[Records from a collection of figures]

▽

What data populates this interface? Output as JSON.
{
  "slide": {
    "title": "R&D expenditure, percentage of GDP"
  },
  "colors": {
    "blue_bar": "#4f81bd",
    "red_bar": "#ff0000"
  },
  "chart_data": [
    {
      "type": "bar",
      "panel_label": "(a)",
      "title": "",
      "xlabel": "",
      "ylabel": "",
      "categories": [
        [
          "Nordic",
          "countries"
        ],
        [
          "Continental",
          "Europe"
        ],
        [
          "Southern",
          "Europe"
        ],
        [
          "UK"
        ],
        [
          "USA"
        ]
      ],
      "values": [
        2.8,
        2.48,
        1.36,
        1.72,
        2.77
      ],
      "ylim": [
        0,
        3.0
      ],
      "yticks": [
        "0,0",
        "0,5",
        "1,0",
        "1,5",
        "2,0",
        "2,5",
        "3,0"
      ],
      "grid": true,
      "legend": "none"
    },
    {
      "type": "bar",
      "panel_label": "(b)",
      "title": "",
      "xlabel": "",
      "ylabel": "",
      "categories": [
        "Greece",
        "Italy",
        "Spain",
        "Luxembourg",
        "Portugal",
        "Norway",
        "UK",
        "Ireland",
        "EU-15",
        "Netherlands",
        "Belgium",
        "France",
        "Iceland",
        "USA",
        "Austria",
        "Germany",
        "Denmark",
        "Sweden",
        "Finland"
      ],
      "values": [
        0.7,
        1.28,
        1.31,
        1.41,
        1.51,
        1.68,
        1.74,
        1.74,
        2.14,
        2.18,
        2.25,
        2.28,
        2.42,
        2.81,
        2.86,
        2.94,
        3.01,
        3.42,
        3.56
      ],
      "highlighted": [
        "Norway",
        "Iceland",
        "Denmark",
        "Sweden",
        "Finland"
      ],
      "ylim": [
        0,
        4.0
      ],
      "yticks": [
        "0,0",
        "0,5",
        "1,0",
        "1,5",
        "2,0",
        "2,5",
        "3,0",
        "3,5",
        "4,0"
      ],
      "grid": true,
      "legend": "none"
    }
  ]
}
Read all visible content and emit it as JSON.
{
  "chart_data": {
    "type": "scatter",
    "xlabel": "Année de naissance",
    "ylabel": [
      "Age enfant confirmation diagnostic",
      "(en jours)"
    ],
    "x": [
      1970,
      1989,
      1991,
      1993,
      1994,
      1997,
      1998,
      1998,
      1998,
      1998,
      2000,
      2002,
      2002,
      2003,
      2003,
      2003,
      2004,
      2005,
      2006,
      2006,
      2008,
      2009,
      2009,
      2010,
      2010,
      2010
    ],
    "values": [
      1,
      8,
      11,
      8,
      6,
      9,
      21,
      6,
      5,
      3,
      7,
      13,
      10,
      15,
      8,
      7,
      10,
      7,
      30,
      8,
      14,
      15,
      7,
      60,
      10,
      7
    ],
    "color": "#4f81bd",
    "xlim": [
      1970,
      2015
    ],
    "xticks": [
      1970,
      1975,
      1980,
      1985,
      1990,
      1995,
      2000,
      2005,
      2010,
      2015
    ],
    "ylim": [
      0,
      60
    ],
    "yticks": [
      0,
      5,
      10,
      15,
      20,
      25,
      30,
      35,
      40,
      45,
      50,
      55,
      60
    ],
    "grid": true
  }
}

△

REQUIRED WORK:
Give back all the data exactly as written.

RESULT BELOW:
What data populates this interface? Output as JSON.
{
  "slide": {
    "title": "R&D expenditure, percentage of GDP"
  },
  "colors": {
    "blue_bar": "#4f81bd",
    "red_bar": "#ff0000"
  },
  "chart_data": [
    {
      "type": "bar",
      "panel_label": "(a)",
      "title": "",
      "xlabel": "",
      "ylabel": "",
      "categories": [
        [
          "Nordic",
          "countries"
        ],
        [
          "Continental",
          "Europe"
        ],
        [
          "Southern",
          "Europe"
        ],
        [
          "UK"
        ],
        [
          "USA"
        ]
      ],
      "values": [
        2.8,
        2.48,
        1.36,
        1.72,
        2.77
      ],
      "ylim": [
        0,
        3.0
      ],
      "yticks": [
        "0,0",
        "0,5",
        "1,0",
        "1,5",
        "2,0",
        "2,5",
        "3,0"
      ],
      "grid": true,
      "legend": "none"
    },
    {
      "type": "bar",
      "panel_label": "(b)",
      "title": "",
      "xlabel": "",
      "ylabel": "",
      "categories": [
        "Greece",
        "Italy",
        "Spain",
        "Luxembourg",
        "Portugal",
        "Norway",
        "UK",
        "Ireland",
        "EU-15",
        "Netherlands",
        "Belgium",
        "France",
        "Iceland",
        "USA",
        "Austria",
        "Germany",
        "Denmark",
        "Sweden",
        "Finland"
      ],
      "values": [
        0.7,
        1.28,
        1.31,
        1.41,
        1.51,
        1.68,
        1.74,
        1.74,
        2.14,
        2.18,
        2.25,
        2.28,
        2.42,
        2.81,
        2.86,
        2.94,
        3.01,
        3.42,
        3.56
      ],
      "highlighted": [
        "Norway",
        "Iceland",
        "Denmark",
        "Sweden",
        "Finland"
      ],
      "ylim": [
        0,
        4.0
      ],
      "yticks": [
        "0,0",
        "0,5",
        "1,0",
        "1,5",
        "2,0",
        "2,5",
        "3,0",
        "3,5",
        "4,0"
      ],
      "grid": true,
      "legend": "none"
    }
  ]
}
Read all visible content and emit it as JSON.
{
  "chart_data": {
    "type": "scatter",
    "xlabel": "Année de naissance",
    "ylabel": [
      "Age enfant confirmation diagnostic",
      "(en jours)"
    ],
    "x": [
      1970,
      1989,
      1991,
      1993,
      1994,
      1997,
      1998,
      1998,
      1998,
      1998,
      2000,
      2002,
      2002,
      2003,
      2003,
      2003,
      2004,
      2005,
      2006,
      2006,
      2008,
      2009,
      2009,
      2010,
      2010,
      2010
    ],
    "values": [
      1,
      8,
      11,
      8,
      6,
      9,
      21,
      6,
      5,
      3,
      7,
      13,
      10,
      15,
      8,
      7,
      10,
      7,
      30,
      8,
      14,
      15,
      7,
      60,
      10,
      7
    ],
    "color": "#4f81bd",
    "xlim": [
      1970,
      2015
    ],
    "xticks": [
      1970,
      1975,
      1980,
      1985,
      1990,
      1995,
      2000,
      2005,
      2010,
      2015
    ],
    "ylim": [
      0,
      60
    ],
    "yticks": [
      0,
      5,
      10,
      15,
      20,
      25,
      30,
      35,
      40,
      45,
      50,
      55,
      60
    ],
    "grid": true
  }
}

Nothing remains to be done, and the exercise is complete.